WHAT THE TASK REQUIRES: Output every line below exactly.

SOURCE DATA:

-- START --

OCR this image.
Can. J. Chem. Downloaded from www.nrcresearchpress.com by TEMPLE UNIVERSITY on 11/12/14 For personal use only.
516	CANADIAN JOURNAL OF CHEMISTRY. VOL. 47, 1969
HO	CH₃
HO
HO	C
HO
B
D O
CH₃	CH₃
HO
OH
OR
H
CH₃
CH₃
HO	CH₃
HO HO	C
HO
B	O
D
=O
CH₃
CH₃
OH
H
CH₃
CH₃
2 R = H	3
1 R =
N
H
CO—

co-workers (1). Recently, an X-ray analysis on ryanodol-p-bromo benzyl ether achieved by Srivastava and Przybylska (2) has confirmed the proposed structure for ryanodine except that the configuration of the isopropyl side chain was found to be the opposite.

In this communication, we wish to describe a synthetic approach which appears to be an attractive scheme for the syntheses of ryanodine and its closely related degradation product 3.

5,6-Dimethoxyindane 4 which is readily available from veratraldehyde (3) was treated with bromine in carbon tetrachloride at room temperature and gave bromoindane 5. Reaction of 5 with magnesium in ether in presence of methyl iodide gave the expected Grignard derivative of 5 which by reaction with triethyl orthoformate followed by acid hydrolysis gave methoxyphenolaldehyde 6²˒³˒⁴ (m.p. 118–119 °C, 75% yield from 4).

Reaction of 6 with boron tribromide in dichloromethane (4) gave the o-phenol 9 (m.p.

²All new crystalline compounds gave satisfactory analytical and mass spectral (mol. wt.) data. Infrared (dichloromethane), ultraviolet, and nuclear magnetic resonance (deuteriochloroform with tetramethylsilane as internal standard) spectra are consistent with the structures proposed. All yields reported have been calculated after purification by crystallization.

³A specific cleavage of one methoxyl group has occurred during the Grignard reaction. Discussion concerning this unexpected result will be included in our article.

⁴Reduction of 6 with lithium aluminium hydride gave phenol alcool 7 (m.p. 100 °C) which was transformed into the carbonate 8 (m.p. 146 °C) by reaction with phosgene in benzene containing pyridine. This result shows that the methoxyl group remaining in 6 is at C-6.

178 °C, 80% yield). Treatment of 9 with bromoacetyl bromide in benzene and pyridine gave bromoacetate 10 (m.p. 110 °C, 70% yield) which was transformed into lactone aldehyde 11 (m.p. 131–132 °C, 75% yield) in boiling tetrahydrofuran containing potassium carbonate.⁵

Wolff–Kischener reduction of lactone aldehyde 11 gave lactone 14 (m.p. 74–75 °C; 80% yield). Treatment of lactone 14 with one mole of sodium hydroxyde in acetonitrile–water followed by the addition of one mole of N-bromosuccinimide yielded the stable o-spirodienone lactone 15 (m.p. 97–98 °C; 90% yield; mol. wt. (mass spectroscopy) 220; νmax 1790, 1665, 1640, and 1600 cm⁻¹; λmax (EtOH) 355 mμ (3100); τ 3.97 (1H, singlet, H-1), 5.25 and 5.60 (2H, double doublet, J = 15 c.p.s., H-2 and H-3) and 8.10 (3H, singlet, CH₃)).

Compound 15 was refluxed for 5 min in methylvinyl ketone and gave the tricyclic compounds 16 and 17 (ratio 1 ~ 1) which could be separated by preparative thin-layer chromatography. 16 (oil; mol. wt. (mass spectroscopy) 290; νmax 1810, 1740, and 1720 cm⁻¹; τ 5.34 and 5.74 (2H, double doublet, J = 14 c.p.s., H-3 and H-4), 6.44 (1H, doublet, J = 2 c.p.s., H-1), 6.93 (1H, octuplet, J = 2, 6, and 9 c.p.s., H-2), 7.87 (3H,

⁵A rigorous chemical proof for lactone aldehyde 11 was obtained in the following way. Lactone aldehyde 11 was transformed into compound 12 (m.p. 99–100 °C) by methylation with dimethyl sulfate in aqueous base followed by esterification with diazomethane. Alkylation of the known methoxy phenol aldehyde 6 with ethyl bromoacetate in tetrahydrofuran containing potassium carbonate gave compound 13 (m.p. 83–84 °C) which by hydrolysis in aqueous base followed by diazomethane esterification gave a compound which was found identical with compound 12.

-- END --

TASK SOLUTION:
OCR this image.
Can. J. Chem. Downloaded from www.nrcresearchpress.com by TEMPLE UNIVERSITY on 11/12/14 For personal use only.
516	CANADIAN JOURNAL OF CHEMISTRY. VOL. 47, 1969
HO	CH₃
HO
HO	C
HO
B
D O
CH₃	CH₃
HO
OH
OR
H
CH₃
CH₃
HO	CH₃
HO HO	C
HO
B	O
D
=O
CH₃
CH₃
OH
H
CH₃
CH₃
2 R = H	3
1 R =
N
H
CO—

co-workers (1). Recently, an X-ray analysis on ryanodol-p-bromo benzyl ether achieved by Srivastava and Przybylska (2) has confirmed the proposed structure for ryanodine except that the configuration of the isopropyl side chain was found to be the opposite.

In this communication, we wish to describe a synthetic approach which appears to be an attractive scheme for the syntheses of ryanodine and its closely related degradation product 3.

5,6-Dimethoxyindane 4 which is readily available from veratraldehyde (3) was treated with bromine in carbon tetrachloride at room temperature and gave bromoindane 5. Reaction of 5 with magnesium in ether in presence of methyl iodide gave the expected Grignard derivative of 5 which by reaction with triethyl orthoformate followed by acid hydrolysis gave methoxyphenolaldehyde 6²˒³˒⁴ (m.p. 118–119 °C, 75% yield from 4).

Reaction of 6 with boron tribromide in dichloromethane (4) gave the o-phenol 9 (m.p.

²All new crystalline compounds gave satisfactory analytical and mass spectral (mol. wt.) data. Infrared (dichloromethane), ultraviolet, and nuclear magnetic resonance (deuteriochloroform with tetramethylsilane as internal standard) spectra are consistent with the structures proposed. All yields reported have been calculated after purification by crystallization.

³A specific cleavage of one methoxyl group has occurred during the Grignard reaction. Discussion concerning this unexpected result will be included in our article.

⁴Reduction of 6 with lithium aluminium hydride gave phenol alcool 7 (m.p. 100 °C) which was transformed into the carbonate 8 (m.p. 146 °C) by reaction with phosgene in benzene containing pyridine. This result shows that the methoxyl group remaining in 6 is at C-6.

178 °C, 80% yield). Treatment of 9 with bromoacetyl bromide in benzene and pyridine gave bromoacetate 10 (m.p. 110 °C, 70% yield) which was transformed into lactone aldehyde 11 (m.p. 131–132 °C, 75% yield) in boiling tetrahydrofuran containing potassium carbonate.⁵

Wolff–Kischener reduction of lactone aldehyde 11 gave lactone 14 (m.p. 74–75 °C; 80% yield). Treatment of lactone 14 with one mole of sodium hydroxyde in acetonitrile–water followed by the addition of one mole of N-bromosuccinimide yielded the stable o-spirodienone lactone 15 (m.p. 97–98 °C; 90% yield; mol. wt. (mass spectroscopy) 220; νmax 1790, 1665, 1640, and 1600 cm⁻¹; λmax (EtOH) 355 mμ (3100); τ 3.97 (1H, singlet, H-1), 5.25 and 5.60 (2H, double doublet, J = 15 c.p.s., H-2 and H-3) and 8.10 (3H, singlet, CH₃)).

Compound 15 was refluxed for 5 min in methylvinyl ketone and gave the tricyclic compounds 16 and 17 (ratio 1 ~ 1) which could be separated by preparative thin-layer chromatography. 16 (oil; mol. wt. (mass spectroscopy) 290; νmax 1810, 1740, and 1720 cm⁻¹; τ 5.34 and 5.74 (2H, double doublet, J = 14 c.p.s., H-3 and H-4), 6.44 (1H, doublet, J = 2 c.p.s., H-1), 6.93 (1H, octuplet, J = 2, 6, and 9 c.p.s., H-2), 7.87 (3H,

⁵A rigorous chemical proof for lactone aldehyde 11 was obtained in the following way. Lactone aldehyde 11 was transformed into compound 12 (m.p. 99–100 °C) by methylation with dimethyl sulfate in aqueous base followed by esterification with diazomethane. Alkylation of the known methoxy phenol aldehyde 6 with ethyl bromoacetate in tetrahydrofuran containing potassium carbonate gave compound 13 (m.p. 83–84 °C) which by hydrolysis in aqueous base followed by diazomethane esterification gave a compound which was found identical with compound 12.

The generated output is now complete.